■ **WHAT THE EXERCISE ASKS**
Every line that contains the word "NCEP" should be copied out.

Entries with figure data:
________________

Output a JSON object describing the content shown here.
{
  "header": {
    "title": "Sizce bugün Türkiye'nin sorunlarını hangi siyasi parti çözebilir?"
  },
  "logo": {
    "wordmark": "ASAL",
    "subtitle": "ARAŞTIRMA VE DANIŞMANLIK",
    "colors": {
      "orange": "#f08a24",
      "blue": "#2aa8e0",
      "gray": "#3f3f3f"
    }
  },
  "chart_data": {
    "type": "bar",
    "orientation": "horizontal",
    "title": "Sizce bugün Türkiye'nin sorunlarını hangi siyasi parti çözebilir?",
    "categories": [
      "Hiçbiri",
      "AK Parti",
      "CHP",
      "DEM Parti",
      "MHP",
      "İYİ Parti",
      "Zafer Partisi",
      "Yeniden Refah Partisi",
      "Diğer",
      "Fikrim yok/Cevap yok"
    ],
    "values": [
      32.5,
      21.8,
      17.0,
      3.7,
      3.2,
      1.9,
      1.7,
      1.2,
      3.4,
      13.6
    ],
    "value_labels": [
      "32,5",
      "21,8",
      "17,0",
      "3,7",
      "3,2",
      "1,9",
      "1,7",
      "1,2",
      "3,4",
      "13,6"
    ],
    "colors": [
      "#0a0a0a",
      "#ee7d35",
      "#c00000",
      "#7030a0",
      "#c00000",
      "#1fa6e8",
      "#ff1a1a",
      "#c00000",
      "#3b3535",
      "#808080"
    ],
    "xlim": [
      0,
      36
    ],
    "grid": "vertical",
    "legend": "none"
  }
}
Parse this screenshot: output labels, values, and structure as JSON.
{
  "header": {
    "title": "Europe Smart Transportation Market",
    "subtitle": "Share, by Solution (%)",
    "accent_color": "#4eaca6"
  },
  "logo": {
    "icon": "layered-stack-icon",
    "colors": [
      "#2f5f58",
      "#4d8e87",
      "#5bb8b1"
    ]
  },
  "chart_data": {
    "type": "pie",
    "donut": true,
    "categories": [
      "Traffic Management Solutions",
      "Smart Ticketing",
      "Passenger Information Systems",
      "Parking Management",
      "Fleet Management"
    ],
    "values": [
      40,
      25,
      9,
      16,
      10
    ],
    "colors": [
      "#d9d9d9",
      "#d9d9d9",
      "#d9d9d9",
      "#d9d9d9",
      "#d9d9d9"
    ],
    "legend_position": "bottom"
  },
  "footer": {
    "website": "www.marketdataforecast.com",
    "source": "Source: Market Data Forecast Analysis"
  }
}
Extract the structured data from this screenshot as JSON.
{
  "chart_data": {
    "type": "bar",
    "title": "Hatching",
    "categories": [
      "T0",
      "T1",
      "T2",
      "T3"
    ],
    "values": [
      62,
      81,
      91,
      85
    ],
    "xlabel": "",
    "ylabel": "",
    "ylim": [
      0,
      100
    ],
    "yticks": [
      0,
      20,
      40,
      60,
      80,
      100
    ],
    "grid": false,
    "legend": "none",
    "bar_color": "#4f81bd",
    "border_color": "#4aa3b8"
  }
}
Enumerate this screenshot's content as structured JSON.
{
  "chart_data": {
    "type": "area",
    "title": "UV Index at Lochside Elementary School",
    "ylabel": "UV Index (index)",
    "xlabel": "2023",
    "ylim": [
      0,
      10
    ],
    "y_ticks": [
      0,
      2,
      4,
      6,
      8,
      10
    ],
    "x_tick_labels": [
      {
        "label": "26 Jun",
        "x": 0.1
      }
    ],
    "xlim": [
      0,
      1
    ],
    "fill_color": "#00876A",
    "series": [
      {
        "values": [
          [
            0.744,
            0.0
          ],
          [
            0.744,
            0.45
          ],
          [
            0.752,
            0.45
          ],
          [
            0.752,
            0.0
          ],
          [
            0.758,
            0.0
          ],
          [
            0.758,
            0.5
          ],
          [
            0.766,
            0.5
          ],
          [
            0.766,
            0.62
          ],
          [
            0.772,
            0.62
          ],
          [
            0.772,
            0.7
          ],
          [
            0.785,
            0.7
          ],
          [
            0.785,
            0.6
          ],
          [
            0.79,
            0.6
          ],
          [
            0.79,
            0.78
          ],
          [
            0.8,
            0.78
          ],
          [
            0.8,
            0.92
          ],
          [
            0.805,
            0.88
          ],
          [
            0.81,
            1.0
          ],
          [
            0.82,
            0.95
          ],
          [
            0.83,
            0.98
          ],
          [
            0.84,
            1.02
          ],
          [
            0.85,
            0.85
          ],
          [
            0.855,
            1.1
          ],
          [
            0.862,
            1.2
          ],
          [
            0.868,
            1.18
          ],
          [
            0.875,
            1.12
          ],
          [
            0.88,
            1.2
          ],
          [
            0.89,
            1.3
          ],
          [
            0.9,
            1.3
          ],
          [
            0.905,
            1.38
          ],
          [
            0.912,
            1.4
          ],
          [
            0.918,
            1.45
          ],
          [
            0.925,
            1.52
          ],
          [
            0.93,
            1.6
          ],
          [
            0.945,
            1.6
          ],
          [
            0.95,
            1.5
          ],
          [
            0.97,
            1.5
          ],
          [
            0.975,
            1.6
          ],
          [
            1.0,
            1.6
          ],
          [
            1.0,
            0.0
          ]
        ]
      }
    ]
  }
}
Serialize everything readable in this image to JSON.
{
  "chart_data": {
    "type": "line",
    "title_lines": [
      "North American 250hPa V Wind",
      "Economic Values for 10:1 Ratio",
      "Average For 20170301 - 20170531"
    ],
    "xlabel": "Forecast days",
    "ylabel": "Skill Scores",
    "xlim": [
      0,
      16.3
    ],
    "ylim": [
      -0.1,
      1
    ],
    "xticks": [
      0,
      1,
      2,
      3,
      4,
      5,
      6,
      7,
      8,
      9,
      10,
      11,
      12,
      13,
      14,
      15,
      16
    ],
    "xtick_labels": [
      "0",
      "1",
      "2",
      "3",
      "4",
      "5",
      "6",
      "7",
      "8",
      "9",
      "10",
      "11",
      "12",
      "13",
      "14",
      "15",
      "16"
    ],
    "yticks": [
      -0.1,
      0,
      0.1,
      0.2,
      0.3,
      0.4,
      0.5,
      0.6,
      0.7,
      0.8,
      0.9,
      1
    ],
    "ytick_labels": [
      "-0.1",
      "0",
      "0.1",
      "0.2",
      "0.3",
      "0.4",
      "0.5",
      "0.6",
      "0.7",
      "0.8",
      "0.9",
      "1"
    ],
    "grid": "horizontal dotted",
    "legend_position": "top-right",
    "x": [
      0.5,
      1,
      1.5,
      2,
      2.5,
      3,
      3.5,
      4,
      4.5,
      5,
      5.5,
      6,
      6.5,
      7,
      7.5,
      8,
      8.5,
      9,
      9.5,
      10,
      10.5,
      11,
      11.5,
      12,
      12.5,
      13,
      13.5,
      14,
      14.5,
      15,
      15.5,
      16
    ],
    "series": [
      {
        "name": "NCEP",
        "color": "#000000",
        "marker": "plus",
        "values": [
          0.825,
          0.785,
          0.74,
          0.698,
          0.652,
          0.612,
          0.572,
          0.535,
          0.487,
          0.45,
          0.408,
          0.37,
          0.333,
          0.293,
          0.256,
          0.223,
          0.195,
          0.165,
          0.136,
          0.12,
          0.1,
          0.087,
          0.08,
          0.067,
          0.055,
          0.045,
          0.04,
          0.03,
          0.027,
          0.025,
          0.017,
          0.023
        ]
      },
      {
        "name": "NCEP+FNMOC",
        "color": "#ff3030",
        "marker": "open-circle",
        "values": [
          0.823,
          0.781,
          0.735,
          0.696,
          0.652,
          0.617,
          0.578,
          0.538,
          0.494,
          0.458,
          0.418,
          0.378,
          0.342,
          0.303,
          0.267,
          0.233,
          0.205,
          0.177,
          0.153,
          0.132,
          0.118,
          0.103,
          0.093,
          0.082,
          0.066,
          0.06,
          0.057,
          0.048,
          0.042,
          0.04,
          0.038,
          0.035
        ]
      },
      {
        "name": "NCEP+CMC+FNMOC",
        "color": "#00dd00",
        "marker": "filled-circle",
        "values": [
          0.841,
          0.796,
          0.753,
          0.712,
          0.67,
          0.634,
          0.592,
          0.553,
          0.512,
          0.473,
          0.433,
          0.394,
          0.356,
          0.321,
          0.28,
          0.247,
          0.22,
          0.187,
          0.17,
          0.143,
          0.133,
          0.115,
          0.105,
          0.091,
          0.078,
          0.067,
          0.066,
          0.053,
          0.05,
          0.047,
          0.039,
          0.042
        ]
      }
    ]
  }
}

________________

■ **SOLUTION TO THE EXERCISE**
        "name": "NCEP",
        "name": "NCEP+FNMOC",
        "name": "NCEP+CMC+FNMOC",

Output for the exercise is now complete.